=== Supplied material ===

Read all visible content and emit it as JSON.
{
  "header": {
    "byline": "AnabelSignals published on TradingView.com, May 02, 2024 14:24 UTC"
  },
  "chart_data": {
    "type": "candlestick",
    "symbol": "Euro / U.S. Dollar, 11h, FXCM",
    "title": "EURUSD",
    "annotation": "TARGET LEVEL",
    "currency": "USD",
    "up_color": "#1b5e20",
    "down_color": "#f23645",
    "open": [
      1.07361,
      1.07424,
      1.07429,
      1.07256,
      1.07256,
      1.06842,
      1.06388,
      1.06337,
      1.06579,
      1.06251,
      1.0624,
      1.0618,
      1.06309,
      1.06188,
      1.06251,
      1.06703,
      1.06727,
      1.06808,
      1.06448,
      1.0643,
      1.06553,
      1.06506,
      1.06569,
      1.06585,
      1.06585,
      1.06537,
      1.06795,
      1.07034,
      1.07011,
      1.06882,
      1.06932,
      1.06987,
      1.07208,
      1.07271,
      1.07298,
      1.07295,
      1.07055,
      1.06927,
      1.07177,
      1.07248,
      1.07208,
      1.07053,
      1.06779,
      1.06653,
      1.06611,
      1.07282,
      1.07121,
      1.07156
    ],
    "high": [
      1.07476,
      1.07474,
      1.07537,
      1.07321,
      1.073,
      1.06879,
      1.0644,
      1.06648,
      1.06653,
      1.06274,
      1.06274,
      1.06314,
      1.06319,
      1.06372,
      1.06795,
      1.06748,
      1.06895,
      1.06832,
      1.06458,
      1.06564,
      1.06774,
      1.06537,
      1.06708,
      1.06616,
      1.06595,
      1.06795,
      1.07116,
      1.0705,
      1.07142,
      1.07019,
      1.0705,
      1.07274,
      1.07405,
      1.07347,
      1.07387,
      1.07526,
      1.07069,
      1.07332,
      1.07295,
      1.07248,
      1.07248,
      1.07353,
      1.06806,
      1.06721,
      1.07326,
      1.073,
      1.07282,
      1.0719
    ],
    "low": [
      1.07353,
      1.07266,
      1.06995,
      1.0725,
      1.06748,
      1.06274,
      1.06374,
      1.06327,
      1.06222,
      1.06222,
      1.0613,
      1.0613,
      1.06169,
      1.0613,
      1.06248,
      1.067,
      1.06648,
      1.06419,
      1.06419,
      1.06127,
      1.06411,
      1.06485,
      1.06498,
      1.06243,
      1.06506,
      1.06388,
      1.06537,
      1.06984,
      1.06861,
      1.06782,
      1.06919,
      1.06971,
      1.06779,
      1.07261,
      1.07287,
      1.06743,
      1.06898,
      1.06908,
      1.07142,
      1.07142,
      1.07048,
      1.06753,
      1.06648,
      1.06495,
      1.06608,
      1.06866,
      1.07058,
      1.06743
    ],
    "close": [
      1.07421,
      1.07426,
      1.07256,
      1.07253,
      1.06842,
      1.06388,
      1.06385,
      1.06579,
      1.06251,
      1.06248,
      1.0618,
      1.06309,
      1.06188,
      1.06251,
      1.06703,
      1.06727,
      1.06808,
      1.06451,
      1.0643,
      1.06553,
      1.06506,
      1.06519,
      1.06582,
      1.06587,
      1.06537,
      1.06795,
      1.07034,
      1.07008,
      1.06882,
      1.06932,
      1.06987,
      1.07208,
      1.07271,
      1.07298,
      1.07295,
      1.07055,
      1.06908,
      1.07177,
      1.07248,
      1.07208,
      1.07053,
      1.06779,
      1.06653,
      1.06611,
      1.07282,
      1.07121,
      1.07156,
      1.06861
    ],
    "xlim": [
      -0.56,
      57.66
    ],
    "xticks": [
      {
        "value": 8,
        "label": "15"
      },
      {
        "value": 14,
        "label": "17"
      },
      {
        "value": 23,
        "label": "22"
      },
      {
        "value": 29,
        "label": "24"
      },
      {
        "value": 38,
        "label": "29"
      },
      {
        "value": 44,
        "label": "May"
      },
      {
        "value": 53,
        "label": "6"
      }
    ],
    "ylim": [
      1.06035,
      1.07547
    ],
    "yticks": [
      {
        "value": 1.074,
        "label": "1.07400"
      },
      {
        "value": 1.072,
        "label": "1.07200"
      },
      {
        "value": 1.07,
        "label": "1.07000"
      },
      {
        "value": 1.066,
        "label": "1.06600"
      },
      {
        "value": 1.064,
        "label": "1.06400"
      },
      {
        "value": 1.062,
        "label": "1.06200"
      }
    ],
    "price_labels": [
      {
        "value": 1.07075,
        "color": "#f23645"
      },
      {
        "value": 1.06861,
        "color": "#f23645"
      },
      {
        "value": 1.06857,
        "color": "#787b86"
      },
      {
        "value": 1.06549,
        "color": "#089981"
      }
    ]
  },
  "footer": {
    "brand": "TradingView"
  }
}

===
=== Supplied material ===

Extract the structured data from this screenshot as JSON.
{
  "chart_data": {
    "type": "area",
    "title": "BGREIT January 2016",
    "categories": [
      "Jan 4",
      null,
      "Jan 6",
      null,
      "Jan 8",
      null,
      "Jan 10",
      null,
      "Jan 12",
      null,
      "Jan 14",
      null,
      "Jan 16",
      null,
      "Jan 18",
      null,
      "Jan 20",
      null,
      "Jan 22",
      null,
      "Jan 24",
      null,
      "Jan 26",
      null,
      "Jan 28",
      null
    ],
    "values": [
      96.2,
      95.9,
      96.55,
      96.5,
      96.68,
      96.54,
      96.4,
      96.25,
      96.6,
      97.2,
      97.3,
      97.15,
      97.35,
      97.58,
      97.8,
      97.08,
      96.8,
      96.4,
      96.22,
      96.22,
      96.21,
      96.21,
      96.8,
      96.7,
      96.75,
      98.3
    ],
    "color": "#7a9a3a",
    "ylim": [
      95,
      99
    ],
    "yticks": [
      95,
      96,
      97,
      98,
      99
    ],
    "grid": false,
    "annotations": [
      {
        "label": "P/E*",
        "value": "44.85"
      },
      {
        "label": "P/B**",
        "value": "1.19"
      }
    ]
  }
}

===

* Requirement
Scan the lines for the string "JSON". Pick out every line that has it.

* Correct result
Read all visible content and emit it as JSON.
Extract the structured data from this screenshot as JSON.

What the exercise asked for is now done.